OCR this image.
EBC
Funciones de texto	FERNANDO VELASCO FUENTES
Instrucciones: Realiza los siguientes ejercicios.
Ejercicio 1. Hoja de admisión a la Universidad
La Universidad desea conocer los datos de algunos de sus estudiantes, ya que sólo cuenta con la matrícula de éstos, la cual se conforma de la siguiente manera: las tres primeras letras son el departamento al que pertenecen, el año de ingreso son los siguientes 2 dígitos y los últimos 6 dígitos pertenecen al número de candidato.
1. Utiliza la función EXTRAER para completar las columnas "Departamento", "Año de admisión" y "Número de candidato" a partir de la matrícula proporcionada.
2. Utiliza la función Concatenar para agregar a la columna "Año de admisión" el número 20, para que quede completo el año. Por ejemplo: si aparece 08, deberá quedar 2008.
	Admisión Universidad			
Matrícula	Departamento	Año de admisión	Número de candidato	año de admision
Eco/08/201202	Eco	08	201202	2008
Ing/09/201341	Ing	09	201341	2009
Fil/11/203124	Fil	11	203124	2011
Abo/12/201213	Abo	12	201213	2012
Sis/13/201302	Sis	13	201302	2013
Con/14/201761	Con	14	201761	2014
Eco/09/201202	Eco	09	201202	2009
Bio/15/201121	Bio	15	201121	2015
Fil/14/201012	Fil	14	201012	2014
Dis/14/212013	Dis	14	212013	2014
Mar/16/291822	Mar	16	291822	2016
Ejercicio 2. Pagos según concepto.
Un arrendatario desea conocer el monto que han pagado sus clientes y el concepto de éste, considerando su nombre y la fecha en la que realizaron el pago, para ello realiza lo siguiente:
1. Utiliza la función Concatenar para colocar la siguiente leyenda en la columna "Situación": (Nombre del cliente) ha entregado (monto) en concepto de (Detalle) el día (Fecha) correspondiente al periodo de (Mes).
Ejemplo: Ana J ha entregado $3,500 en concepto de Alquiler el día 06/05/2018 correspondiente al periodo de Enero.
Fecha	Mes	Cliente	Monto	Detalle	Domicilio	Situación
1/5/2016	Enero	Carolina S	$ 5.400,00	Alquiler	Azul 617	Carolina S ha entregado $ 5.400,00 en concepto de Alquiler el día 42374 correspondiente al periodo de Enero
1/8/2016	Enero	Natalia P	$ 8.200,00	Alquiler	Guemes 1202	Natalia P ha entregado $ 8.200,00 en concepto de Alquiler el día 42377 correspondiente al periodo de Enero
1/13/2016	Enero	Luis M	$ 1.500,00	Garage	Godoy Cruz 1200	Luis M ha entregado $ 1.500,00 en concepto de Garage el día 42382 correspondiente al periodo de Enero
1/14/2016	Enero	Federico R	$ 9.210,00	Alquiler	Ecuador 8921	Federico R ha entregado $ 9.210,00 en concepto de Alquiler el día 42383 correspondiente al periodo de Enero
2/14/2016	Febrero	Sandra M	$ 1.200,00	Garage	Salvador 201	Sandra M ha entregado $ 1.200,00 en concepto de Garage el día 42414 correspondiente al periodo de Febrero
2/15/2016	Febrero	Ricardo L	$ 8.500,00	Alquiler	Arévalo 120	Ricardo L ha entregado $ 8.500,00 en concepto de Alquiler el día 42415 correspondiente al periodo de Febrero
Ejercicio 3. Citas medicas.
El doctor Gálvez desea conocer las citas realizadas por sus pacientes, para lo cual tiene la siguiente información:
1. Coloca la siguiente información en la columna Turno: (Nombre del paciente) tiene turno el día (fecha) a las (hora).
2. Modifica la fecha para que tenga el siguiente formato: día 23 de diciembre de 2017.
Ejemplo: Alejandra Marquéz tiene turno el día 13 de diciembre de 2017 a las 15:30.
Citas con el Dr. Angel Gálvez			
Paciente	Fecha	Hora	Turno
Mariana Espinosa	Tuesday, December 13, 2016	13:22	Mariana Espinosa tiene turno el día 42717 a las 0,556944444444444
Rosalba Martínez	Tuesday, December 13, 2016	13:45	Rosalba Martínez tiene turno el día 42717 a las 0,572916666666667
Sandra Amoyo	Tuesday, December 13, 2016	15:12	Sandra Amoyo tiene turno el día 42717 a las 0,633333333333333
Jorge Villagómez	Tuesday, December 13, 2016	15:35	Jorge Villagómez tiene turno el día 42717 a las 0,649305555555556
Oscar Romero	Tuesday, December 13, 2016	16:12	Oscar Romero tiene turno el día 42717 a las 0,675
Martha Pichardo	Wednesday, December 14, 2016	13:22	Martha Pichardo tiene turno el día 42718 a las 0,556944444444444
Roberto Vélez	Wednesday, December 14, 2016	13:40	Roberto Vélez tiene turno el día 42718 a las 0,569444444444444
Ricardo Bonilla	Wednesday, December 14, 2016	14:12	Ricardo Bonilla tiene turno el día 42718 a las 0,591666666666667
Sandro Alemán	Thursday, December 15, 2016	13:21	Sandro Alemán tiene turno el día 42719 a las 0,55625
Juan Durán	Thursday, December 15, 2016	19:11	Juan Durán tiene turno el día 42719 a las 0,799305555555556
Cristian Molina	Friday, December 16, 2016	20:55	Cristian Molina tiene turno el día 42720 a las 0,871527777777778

━━━━━━━━━━━━━━━━━━━━━━━━━━━━━━

* _What you have to do_:
Search the records for the word "Concatenar", then list every line that has it.

* _Finished task_:
2. Utiliza la función Concatenar para agregar a la columna "Año de admisión" el número 20, para que quede completo el año. Por ejemplo: si aparece 08, deberá quedar 2008.
1. Utiliza la función Concatenar para colocar la siguiente leyenda en la columna "Situación": (Nombre del cliente) ha entregado (monto) en concepto de (Detalle) el día (Fecha) correspondiente al periodo de (Mes).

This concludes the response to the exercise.